Written request >> Return the rows unchanged, from the first one through the line containing "x-tick-label: 8/31/2021 —", with both of those lines included.
____ Material supplied
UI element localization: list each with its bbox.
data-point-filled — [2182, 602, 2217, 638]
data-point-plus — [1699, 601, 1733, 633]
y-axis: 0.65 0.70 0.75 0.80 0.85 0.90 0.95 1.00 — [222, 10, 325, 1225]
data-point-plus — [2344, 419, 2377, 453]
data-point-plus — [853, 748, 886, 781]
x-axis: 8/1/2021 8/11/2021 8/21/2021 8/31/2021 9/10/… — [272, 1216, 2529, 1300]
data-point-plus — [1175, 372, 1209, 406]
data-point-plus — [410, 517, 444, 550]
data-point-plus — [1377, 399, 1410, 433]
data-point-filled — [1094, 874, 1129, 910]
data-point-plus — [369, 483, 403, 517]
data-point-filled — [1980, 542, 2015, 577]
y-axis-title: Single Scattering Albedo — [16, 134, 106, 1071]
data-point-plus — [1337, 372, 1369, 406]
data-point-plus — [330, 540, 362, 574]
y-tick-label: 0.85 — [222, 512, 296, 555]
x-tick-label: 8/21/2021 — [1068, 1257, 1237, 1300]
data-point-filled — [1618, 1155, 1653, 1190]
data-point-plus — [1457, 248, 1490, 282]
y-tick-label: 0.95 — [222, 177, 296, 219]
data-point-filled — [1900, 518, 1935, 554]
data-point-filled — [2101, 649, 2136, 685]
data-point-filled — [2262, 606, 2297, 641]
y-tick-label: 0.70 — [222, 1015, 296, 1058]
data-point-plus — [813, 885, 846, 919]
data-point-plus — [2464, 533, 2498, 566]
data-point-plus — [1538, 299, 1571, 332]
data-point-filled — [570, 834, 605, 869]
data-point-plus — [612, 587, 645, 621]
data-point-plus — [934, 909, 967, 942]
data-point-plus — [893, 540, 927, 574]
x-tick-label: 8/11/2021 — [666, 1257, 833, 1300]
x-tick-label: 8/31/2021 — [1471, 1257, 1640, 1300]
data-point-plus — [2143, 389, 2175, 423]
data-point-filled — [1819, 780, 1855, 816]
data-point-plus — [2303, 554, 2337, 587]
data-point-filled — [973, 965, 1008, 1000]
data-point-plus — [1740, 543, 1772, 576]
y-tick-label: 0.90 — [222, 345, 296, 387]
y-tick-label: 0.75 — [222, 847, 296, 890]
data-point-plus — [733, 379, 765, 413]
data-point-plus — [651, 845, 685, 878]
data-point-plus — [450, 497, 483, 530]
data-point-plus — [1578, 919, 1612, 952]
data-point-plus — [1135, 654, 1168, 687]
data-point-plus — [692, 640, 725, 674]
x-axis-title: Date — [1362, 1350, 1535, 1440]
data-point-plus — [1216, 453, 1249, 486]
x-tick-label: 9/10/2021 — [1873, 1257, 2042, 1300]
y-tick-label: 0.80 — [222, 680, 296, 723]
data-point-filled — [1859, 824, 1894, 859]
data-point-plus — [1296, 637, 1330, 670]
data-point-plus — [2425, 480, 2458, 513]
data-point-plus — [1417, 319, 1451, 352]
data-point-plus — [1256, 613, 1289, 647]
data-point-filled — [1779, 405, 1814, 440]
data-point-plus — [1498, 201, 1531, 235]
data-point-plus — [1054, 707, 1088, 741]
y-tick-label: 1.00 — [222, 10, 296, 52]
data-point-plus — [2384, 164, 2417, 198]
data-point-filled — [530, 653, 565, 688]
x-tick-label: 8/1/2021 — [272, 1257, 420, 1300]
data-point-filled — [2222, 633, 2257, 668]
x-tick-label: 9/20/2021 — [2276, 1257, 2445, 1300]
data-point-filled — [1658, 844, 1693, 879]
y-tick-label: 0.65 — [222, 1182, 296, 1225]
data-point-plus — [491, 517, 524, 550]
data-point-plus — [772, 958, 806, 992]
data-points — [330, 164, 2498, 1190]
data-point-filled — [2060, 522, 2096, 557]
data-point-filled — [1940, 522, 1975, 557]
________
Answer below >>
UI element localization: list each with its bbox.
data-point-filled — [2182, 602, 2217, 638]
data-point-plus — [1699, 601, 1733, 633]
y-axis: 0.65 0.70 0.75 0.80 0.85 0.90 0.95 1.00 — [222, 10, 325, 1225]
data-point-plus — [2344, 419, 2377, 453]
data-point-plus — [853, 748, 886, 781]
x-axis: 8/1/2021 8/11/2021 8/21/2021 8/31/2021 9/10/… — [272, 1216, 2529, 1300]
data-point-plus — [1175, 372, 1209, 406]
data-point-plus — [410, 517, 444, 550]
data-point-plus — [1377, 399, 1410, 433]
data-point-filled — [1094, 874, 1129, 910]
data-point-plus — [369, 483, 403, 517]
data-point-filled — [1980, 542, 2015, 577]
y-axis-title: Single Scattering Albedo — [16, 134, 106, 1071]
data-point-plus — [1337, 372, 1369, 406]
data-point-plus — [330, 540, 362, 574]
y-tick-label: 0.85 — [222, 512, 296, 555]
x-tick-label: 8/21/2021 — [1068, 1257, 1237, 1300]
data-point-filled — [1618, 1155, 1653, 1190]
data-point-plus — [1457, 248, 1490, 282]
y-tick-label: 0.95 — [222, 177, 296, 219]
data-point-filled — [1900, 518, 1935, 554]
data-point-filled — [2101, 649, 2136, 685]
data-point-filled — [2262, 606, 2297, 641]
y-tick-label: 0.70 — [222, 1015, 296, 1058]
data-point-plus — [813, 885, 846, 919]
data-point-plus — [2464, 533, 2498, 566]
data-point-plus — [1538, 299, 1571, 332]
data-point-filled — [570, 834, 605, 869]
data-point-plus — [612, 587, 645, 621]
data-point-plus — [934, 909, 967, 942]
data-point-plus — [893, 540, 927, 574]
x-tick-label: 8/11/2021 — [666, 1257, 833, 1300]
x-tick-label: 8/31/2021 — [1471, 1257, 1640, 1300]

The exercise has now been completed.